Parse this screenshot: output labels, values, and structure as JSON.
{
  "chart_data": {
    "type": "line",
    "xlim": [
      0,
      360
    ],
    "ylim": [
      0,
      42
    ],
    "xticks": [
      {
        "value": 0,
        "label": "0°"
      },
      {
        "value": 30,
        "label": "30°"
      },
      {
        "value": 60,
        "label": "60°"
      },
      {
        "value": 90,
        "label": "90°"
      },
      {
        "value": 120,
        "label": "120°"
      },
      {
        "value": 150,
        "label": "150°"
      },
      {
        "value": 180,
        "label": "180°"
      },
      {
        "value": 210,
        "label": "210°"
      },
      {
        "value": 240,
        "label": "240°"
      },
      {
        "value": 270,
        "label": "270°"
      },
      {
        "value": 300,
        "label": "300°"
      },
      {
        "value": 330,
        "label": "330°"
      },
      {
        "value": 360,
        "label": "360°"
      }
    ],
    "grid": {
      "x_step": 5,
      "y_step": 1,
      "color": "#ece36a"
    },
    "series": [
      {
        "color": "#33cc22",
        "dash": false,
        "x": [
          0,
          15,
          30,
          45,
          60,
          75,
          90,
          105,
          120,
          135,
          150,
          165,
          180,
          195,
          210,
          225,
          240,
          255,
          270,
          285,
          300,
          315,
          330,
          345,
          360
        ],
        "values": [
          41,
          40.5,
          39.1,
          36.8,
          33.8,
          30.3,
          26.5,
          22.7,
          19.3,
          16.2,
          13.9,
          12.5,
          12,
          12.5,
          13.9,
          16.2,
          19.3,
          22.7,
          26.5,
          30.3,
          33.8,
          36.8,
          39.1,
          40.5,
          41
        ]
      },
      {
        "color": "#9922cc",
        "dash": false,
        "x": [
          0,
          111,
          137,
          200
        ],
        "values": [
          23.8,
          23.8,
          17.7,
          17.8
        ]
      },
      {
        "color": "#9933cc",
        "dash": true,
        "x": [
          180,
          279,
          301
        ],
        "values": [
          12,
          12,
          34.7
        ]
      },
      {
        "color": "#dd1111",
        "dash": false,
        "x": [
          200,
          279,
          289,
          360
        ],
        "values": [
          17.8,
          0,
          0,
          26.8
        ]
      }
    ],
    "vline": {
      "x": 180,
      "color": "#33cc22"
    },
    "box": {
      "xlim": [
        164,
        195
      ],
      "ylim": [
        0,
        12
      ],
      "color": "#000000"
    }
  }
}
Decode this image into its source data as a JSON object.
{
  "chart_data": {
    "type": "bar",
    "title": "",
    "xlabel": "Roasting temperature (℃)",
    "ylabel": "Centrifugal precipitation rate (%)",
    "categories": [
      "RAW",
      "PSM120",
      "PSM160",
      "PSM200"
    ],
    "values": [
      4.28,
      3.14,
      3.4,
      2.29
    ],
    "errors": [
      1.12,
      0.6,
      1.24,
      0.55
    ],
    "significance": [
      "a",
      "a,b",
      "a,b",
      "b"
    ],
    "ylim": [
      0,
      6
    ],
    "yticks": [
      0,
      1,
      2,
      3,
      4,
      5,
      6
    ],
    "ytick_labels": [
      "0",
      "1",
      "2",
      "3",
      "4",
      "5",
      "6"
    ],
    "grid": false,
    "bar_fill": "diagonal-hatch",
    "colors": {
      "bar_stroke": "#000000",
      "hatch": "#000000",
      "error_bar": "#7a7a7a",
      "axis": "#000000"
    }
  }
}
* * * * * * * * *
#### [TO BE DONE]
From the line containing "Decode this image" through the closing line of the material above, return every line exactly and omit all others.

#### [SOLUTION TO THIS TASK]
Decode this image into its source data as a JSON object.
{
  "chart_data": {
    "type": "bar",
    "title": "",
    "xlabel": "Roasting temperature (℃)",
    "ylabel": "Centrifugal precipitation rate (%)",
    "categories": [
      "RAW",
      "PSM120",
      "PSM160",
      "PSM200"
    ],
    "values": [
      4.28,
      3.14,
      3.4,
      2.29
    ],
    "errors": [
      1.12,
      0.6,
      1.24,
      0.55
    ],
    "significance": [
      "a",
      "a,b",
      "a,b",
      "b"
    ],
    "ylim": [
      0,
      6
    ],
    "yticks": [
      0,
      1,
      2,
      3,
      4,
      5,
      6
    ],
    "ytick_labels": [
      "0",
      "1",
      "2",
      "3",
      "4",
      "5",
      "6"
    ],
    "grid": false,
    "bar_fill": "diagonal-hatch",
    "colors": {
      "bar_stroke": "#000000",
      "hatch": "#000000",
      "error_bar": "#7a7a7a",
      "axis": "#000000"
    }
  }
}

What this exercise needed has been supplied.